**Source data**.
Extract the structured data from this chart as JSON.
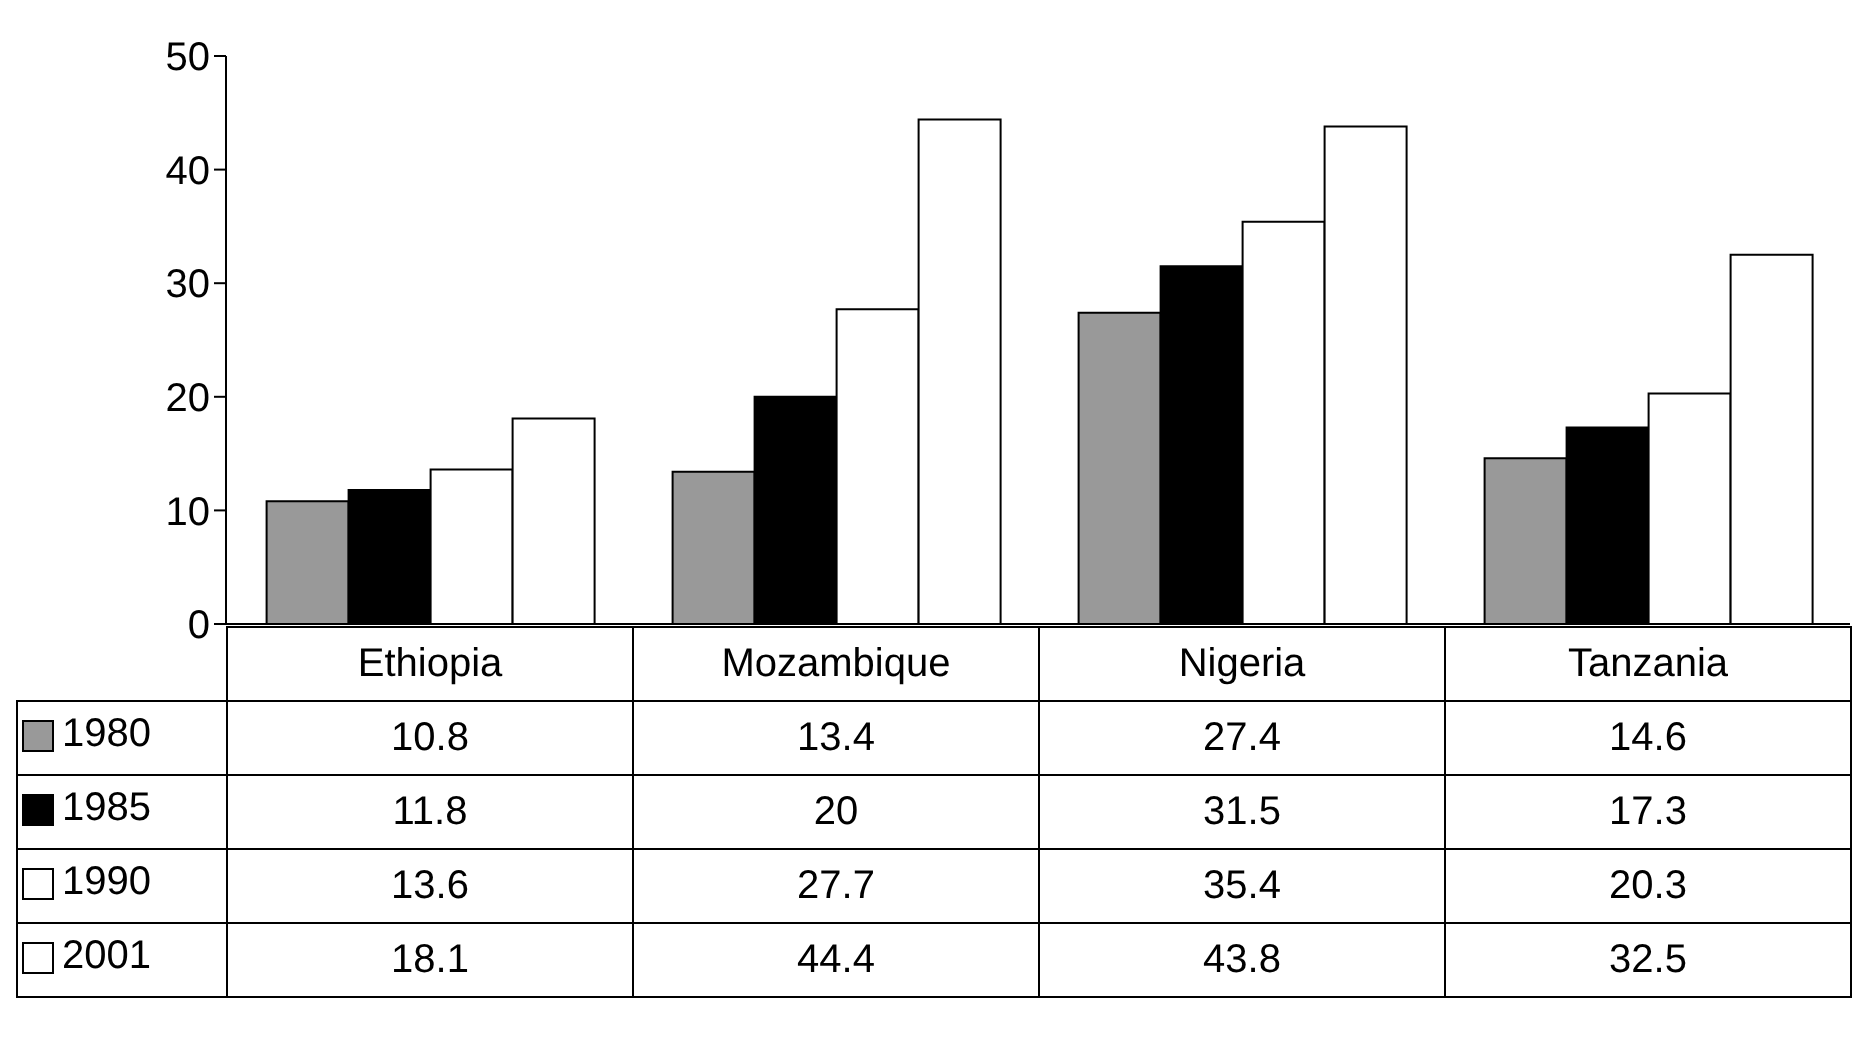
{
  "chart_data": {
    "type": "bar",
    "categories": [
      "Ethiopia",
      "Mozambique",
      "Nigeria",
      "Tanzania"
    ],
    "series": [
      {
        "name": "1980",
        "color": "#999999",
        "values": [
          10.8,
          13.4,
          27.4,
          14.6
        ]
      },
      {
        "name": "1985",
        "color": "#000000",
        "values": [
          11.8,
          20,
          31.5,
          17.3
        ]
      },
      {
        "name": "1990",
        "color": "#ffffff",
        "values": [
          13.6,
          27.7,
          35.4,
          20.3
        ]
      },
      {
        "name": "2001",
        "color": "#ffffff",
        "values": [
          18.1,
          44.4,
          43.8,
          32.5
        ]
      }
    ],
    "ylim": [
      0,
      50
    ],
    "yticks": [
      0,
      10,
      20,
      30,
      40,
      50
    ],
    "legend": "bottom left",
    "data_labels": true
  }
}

**Task**. Each line above that includes "color" should be shown.

**Result for this exercise**.
        "color": "#999999",
        "color": "#000000",
        "color": "#ffffff",
        "color": "#ffffff",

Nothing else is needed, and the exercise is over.